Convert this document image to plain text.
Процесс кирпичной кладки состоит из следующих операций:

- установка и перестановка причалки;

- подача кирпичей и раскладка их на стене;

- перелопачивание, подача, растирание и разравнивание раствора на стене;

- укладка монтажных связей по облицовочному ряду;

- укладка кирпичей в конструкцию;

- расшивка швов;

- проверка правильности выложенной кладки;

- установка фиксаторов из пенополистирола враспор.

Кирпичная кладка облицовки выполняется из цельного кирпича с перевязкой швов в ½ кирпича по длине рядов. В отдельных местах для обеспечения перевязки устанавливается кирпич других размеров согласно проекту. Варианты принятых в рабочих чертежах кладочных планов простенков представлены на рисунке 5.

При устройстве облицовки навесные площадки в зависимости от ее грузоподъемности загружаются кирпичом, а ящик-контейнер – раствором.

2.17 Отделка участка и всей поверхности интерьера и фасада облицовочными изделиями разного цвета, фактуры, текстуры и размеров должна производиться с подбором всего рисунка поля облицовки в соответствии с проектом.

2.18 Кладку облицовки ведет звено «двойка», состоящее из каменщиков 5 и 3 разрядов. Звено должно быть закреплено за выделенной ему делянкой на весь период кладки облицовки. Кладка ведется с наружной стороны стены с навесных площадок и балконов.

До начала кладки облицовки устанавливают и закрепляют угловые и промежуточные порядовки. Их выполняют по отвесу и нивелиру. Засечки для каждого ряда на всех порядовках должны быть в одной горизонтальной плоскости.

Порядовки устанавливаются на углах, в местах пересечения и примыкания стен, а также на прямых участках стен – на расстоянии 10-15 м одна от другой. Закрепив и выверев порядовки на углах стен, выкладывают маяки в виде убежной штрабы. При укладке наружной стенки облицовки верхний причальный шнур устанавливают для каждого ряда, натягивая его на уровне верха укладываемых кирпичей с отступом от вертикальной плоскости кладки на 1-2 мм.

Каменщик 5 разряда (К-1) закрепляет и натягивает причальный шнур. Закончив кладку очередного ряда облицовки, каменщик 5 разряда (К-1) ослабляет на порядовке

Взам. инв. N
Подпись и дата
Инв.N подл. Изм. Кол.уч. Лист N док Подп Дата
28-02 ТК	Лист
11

● ● ● ● ●

→ Task to complete: Make an exact copy of the records.

→ The answer:
Convert this document image to plain text.
Процесс кирпичной кладки состоит из следующих операций:

- установка и перестановка причалки;

- подача кирпичей и раскладка их на стене;

- перелопачивание, подача, растирание и разравнивание раствора на стене;

- укладка монтажных связей по облицовочному ряду;

- укладка кирпичей в конструкцию;

- расшивка швов;

- проверка правильности выложенной кладки;

- установка фиксаторов из пенополистирола враспор.

Кирпичная кладка облицовки выполняется из цельного кирпича с перевязкой швов в ½ кирпича по длине рядов. В отдельных местах для обеспечения перевязки устанавливается кирпич других размеров согласно проекту. Варианты принятых в рабочих чертежах кладочных планов простенков представлены на рисунке 5.

При устройстве облицовки навесные площадки в зависимости от ее грузоподъемности загружаются кирпичом, а ящик-контейнер – раствором.

2.17 Отделка участка и всей поверхности интерьера и фасада облицовочными изделиями разного цвета, фактуры, текстуры и размеров должна производиться с подбором всего рисунка поля облицовки в соответствии с проектом.

2.18 Кладку облицовки ведет звено «двойка», состоящее из каменщиков 5 и 3 разрядов. Звено должно быть закреплено за выделенной ему делянкой на весь период кладки облицовки. Кладка ведется с наружной стороны стены с навесных площадок и балконов.

До начала кладки облицовки устанавливают и закрепляют угловые и промежуточные порядовки. Их выполняют по отвесу и нивелиру. Засечки для каждого ряда на всех порядовках должны быть в одной горизонтальной плоскости.

Порядовки устанавливаются на углах, в местах пересечения и примыкания стен, а также на прямых участках стен – на расстоянии 10-15 м одна от другой. Закрепив и выверев порядовки на углах стен, выкладывают маяки в виде убежной штрабы. При укладке наружной стенки облицовки верхний причальный шнур устанавливают для каждого ряда, натягивая его на уровне верха укладываемых кирпичей с отступом от вертикальной плоскости кладки на 1-2 мм.

Каменщик 5 разряда (К-1) закрепляет и натягивает причальный шнур. Закончив кладку очередного ряда облицовки, каменщик 5 разряда (К-1) ослабляет на порядовке

Взам. инв. N
Подпись и дата
Инв.N подл. Изм. Кол.уч. Лист N док Подп Дата
28-02 ТК	Лист
11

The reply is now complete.